BEGIN SUPPLIED DATA

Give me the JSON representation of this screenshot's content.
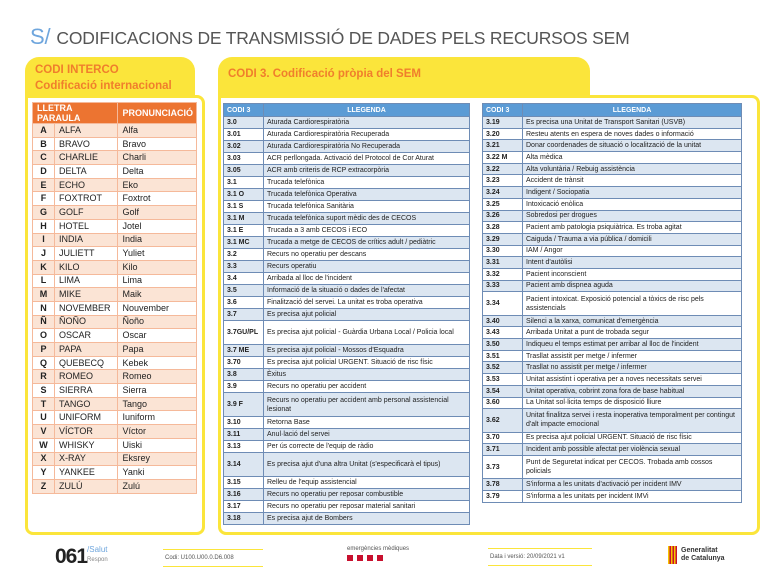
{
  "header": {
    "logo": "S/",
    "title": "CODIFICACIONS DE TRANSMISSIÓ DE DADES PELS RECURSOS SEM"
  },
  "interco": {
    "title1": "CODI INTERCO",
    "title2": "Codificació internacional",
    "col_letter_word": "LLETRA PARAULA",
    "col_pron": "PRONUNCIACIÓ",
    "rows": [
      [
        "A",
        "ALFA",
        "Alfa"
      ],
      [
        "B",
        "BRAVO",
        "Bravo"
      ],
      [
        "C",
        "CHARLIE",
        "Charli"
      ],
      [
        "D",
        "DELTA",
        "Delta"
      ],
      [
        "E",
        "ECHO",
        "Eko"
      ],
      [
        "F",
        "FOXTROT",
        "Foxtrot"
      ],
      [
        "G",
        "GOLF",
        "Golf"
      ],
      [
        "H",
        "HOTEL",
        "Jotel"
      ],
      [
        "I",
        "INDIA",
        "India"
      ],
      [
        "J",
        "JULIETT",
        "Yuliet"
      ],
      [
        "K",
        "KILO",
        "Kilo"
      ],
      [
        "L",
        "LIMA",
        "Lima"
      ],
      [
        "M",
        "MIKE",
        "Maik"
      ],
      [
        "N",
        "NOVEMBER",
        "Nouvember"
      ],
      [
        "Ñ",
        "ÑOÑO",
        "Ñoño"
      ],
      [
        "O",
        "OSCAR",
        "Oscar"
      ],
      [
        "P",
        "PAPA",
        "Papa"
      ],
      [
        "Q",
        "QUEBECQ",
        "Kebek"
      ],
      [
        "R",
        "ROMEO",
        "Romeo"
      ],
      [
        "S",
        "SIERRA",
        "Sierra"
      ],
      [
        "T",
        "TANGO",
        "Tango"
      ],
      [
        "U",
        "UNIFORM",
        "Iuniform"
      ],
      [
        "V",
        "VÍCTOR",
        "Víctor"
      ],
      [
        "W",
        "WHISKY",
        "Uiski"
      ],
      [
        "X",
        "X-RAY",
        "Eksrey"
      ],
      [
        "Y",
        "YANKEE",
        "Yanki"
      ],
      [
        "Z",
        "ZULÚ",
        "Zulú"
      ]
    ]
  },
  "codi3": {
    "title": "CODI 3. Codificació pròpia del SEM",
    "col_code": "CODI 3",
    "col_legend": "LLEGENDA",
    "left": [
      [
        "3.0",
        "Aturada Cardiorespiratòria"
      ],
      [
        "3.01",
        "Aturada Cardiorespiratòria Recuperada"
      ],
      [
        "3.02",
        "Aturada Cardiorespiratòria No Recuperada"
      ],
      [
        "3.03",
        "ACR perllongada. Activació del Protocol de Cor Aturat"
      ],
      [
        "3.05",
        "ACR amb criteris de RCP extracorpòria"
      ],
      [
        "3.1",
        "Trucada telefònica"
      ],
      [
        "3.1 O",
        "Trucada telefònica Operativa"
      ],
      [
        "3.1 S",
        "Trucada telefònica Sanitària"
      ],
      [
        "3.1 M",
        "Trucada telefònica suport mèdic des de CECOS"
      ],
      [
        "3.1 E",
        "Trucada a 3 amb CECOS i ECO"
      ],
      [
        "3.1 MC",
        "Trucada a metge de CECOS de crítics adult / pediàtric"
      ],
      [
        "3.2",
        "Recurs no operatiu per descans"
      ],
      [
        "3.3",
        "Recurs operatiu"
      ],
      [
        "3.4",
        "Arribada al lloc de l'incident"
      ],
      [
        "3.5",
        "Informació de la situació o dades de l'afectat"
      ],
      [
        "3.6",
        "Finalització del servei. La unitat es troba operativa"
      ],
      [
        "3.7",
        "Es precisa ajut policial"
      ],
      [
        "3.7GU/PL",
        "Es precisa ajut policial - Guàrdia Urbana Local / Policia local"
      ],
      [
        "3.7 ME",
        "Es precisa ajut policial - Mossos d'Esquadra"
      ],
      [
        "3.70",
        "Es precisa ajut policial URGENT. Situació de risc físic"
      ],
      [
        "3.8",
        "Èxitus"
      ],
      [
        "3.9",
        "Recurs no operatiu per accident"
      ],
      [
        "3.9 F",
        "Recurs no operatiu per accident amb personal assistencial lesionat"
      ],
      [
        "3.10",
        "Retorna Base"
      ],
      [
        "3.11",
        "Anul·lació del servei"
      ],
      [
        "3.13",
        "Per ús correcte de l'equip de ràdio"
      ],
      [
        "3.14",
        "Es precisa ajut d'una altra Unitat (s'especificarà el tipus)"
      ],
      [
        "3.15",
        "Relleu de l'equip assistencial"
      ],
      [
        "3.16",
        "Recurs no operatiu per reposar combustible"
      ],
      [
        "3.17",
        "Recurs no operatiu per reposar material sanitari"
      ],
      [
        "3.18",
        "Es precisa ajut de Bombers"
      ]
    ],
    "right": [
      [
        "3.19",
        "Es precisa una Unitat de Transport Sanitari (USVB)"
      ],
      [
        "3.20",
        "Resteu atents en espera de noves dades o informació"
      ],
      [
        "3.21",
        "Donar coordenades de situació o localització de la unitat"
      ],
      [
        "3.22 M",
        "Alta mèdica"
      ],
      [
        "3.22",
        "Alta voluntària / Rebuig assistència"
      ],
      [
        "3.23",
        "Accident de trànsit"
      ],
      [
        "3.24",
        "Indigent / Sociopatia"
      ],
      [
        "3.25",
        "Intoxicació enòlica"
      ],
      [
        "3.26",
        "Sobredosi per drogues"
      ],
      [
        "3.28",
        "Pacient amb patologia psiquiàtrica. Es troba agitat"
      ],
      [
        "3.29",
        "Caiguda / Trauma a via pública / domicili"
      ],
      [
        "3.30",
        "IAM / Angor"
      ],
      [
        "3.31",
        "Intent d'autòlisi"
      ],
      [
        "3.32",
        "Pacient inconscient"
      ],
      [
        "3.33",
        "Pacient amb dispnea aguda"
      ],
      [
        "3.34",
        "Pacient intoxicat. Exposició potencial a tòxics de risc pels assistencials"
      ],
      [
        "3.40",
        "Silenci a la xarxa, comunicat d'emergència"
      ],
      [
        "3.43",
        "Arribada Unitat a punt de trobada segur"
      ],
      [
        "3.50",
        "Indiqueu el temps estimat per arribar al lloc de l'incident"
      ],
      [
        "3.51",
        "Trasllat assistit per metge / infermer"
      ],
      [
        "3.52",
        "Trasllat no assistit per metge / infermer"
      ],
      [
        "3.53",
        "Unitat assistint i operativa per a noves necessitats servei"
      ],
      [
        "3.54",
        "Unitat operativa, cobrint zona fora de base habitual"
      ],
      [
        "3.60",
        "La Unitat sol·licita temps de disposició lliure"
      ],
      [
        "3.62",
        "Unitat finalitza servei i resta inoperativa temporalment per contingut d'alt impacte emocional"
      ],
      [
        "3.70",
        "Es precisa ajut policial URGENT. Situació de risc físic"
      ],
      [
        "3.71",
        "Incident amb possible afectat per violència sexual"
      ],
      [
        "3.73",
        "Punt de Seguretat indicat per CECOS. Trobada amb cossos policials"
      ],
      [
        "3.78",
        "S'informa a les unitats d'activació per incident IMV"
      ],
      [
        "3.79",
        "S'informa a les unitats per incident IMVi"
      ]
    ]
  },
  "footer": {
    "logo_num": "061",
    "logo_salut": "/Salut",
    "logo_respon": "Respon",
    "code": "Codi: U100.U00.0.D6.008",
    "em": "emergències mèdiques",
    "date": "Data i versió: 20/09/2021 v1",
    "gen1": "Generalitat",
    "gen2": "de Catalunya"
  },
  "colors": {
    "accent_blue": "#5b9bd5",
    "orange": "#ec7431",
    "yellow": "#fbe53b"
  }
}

END SUPPLIED DATA
BEGIN SUPPLIED DATA

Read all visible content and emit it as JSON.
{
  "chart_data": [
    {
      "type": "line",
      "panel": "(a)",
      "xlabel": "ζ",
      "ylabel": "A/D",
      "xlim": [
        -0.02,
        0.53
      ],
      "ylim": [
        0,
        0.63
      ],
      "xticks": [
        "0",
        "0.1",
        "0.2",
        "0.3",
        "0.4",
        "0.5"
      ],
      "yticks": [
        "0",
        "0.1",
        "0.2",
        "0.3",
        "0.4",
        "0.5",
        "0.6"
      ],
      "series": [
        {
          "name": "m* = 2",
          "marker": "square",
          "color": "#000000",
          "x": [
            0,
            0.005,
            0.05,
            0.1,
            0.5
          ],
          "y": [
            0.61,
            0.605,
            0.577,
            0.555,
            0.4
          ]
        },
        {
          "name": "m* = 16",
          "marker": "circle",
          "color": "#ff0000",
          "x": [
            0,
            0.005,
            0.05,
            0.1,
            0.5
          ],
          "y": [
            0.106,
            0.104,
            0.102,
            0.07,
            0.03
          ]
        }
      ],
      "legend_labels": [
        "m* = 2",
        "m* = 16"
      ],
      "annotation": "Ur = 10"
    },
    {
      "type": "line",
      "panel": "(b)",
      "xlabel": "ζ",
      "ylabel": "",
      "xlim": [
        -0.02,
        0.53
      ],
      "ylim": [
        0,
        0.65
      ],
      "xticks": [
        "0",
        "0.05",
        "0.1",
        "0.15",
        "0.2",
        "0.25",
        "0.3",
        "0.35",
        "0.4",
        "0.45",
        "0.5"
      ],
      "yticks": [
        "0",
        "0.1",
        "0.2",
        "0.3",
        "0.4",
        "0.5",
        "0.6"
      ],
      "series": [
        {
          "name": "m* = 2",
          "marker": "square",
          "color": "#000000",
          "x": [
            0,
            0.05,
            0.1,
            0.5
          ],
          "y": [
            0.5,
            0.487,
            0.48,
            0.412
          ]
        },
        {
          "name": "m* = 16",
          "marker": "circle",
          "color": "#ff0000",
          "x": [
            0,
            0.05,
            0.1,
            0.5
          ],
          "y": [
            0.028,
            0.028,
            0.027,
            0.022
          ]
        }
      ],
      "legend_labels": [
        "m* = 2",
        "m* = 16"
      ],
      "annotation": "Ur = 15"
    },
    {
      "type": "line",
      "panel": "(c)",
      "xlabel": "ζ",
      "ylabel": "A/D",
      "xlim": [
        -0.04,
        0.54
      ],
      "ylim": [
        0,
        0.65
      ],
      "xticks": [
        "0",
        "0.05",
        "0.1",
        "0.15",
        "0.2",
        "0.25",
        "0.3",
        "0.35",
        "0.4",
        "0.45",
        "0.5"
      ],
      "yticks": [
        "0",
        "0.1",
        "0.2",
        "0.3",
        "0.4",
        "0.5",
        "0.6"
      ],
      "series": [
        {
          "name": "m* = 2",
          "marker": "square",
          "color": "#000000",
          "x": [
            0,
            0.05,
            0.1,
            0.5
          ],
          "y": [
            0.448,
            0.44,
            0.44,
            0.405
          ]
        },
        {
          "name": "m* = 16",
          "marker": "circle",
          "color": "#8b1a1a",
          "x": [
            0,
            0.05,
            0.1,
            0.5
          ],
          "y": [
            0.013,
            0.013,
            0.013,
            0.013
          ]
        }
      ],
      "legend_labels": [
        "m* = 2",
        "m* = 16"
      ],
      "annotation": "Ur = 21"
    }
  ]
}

END SUPPLIED DATA

Your task is to collect every line above that contains the word "infermer".

→ **WRITTEN ANSWER**:
        "Trasllat assistit per metge / infermer"
        "Trasllat no assistit per metge / infermer"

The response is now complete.